▸ The task
Show every line of the records below that contains the word "Dead".
# start of Input rows
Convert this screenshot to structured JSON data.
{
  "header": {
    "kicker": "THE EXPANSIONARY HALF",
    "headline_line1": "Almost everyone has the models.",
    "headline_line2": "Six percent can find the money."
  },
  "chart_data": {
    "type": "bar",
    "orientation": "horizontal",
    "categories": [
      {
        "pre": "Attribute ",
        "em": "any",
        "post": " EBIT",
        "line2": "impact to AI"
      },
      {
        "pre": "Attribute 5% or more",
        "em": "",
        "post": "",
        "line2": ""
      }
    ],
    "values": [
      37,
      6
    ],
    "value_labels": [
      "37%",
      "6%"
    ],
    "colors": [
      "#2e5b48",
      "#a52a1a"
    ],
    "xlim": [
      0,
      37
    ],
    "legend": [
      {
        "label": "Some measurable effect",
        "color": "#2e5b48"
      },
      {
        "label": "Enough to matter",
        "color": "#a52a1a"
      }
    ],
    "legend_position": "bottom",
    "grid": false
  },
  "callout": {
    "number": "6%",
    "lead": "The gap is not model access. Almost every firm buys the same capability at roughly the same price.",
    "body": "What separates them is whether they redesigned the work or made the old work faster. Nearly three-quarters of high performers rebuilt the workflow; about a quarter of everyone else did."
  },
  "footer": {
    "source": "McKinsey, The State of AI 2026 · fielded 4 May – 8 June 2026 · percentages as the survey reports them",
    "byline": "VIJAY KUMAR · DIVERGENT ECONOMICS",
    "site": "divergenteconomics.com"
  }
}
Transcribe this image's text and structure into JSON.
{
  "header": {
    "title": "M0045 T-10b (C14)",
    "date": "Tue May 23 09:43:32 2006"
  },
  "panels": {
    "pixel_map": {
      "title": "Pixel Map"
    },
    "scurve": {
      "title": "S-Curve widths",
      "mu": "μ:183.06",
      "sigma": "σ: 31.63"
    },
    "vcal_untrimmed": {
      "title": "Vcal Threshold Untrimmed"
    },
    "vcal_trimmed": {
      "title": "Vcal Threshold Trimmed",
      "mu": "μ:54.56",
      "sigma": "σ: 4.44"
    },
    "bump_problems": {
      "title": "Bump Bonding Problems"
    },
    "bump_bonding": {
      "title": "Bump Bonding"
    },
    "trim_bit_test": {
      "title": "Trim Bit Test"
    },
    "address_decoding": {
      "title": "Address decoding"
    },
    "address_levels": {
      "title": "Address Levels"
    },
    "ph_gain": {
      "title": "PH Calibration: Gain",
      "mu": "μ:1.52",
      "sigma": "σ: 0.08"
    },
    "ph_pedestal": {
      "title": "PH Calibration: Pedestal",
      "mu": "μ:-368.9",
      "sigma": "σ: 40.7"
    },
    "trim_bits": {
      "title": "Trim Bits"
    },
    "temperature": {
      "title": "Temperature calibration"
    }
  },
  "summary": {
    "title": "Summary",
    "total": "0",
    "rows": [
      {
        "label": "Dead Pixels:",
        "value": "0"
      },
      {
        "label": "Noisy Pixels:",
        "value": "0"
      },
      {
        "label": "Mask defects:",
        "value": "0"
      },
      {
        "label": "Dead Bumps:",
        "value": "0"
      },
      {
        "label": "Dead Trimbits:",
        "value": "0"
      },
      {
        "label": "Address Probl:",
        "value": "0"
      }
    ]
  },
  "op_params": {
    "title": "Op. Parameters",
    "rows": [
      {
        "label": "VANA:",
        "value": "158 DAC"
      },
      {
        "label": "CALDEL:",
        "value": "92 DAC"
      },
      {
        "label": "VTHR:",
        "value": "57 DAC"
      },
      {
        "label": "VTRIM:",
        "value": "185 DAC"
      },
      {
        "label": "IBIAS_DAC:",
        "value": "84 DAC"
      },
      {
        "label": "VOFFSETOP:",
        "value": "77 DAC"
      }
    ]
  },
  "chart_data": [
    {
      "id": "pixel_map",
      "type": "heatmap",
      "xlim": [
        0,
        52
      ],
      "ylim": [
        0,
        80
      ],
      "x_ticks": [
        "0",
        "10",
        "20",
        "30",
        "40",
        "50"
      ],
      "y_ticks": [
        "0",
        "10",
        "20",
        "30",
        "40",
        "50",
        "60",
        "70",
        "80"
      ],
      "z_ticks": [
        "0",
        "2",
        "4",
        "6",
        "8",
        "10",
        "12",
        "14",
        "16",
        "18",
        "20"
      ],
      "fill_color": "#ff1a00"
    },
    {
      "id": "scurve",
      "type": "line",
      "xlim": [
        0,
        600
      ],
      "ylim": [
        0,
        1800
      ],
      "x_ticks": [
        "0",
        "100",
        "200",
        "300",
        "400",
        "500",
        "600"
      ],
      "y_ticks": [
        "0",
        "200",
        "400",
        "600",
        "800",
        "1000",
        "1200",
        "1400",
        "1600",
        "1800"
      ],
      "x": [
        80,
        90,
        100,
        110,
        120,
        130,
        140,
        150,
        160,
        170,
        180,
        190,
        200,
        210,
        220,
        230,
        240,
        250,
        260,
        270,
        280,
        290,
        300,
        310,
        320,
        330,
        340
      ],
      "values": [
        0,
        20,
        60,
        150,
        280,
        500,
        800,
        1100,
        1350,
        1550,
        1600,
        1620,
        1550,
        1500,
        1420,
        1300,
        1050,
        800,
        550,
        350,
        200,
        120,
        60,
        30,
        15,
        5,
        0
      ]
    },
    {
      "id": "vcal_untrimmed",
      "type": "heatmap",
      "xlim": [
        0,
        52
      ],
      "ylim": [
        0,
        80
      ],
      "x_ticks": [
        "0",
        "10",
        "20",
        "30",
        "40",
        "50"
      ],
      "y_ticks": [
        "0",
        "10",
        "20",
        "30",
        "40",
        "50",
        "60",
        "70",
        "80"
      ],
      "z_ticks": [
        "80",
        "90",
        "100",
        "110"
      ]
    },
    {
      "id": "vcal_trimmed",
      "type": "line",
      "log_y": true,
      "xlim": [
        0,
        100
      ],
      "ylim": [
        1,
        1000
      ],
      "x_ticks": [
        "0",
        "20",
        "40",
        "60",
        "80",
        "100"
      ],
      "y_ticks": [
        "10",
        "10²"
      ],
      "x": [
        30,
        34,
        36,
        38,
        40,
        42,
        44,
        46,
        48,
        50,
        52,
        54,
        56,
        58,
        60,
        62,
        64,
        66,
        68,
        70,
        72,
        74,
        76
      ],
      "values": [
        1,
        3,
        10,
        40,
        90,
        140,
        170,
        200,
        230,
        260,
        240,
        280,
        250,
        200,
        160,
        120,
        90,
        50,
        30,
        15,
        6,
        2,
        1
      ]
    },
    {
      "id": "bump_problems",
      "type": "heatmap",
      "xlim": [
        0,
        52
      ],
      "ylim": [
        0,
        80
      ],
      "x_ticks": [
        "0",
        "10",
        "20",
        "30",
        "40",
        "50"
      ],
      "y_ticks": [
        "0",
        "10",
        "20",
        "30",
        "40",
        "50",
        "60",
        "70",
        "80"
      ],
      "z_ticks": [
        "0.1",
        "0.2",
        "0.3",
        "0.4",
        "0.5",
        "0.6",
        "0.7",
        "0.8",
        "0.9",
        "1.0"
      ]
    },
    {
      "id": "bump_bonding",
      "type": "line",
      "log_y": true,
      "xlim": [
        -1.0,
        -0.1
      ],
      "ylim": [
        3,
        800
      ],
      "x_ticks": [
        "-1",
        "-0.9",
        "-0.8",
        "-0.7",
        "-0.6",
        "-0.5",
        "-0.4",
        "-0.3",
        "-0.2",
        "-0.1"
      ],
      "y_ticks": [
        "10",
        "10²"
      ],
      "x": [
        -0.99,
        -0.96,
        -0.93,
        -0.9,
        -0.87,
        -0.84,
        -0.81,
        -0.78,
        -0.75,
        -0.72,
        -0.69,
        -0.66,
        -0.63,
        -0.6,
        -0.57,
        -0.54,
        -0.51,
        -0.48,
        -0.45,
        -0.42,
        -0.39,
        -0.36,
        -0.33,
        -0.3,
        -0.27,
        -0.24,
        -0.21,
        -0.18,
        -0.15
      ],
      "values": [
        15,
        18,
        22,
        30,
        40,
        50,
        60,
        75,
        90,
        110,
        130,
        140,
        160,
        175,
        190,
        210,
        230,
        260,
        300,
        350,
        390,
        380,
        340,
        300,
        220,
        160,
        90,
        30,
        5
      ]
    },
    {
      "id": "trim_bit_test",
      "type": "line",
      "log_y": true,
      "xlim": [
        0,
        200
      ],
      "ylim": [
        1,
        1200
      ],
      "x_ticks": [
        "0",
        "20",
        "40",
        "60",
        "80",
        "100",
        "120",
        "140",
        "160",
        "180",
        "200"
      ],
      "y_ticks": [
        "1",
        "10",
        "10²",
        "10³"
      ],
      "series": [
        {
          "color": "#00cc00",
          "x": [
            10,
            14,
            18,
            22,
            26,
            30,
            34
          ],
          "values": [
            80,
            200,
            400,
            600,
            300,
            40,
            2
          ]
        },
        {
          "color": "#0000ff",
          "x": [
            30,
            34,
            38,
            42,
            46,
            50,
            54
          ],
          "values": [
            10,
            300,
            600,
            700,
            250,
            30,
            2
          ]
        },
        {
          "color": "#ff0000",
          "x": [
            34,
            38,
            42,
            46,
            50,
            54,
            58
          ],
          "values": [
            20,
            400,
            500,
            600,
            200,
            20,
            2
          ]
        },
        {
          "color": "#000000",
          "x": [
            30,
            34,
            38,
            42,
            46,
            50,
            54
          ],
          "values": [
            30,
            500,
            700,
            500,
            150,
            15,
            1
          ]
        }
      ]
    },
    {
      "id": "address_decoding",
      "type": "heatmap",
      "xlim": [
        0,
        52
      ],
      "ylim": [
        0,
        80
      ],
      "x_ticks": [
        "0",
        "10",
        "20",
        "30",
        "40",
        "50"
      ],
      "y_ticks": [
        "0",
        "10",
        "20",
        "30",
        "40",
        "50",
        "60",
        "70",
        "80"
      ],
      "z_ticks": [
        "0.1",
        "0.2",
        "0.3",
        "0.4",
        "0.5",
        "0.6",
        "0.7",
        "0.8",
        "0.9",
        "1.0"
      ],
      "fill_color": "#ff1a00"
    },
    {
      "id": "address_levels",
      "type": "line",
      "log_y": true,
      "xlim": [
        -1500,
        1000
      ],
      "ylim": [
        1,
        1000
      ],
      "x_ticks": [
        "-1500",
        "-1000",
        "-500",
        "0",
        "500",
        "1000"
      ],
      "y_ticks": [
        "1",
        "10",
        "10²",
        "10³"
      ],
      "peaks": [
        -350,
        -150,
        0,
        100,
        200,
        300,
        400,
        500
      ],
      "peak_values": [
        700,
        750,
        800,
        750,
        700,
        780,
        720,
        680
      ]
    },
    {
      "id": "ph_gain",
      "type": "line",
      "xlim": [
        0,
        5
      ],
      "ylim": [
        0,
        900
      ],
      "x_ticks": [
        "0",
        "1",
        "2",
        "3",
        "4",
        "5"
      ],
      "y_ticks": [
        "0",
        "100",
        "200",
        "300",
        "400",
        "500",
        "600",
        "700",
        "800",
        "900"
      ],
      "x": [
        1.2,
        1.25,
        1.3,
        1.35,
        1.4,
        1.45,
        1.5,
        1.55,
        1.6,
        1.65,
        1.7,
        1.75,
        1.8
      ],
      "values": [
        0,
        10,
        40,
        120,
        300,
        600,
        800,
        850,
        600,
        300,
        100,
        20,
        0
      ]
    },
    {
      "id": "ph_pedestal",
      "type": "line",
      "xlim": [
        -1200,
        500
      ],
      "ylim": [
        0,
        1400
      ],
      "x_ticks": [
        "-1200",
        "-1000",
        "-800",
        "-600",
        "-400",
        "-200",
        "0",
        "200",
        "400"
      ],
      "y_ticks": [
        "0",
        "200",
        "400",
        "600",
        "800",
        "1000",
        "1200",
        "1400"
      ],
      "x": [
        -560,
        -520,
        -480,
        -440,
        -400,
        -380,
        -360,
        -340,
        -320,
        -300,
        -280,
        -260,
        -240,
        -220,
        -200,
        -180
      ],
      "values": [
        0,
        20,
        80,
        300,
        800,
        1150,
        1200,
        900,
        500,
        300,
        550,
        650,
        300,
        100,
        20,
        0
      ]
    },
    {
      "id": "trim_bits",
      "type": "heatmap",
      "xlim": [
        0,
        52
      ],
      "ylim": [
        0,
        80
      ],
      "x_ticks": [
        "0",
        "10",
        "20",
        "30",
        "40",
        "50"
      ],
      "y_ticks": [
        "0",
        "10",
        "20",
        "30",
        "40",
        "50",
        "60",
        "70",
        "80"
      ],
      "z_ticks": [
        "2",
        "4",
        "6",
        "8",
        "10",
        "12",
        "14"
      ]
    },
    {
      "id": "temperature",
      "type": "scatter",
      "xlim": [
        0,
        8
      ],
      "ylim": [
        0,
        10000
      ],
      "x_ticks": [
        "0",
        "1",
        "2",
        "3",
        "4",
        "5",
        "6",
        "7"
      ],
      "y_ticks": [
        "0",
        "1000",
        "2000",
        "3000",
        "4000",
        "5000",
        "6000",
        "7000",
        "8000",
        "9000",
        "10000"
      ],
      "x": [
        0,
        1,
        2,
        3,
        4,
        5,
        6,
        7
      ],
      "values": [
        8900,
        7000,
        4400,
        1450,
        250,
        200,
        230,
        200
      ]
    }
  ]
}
# end of Input rows
▸ Solution to this problem
        "label": "Dead Pixels:",
        "label": "Dead Bumps:",
        "label": "Dead Trimbits:",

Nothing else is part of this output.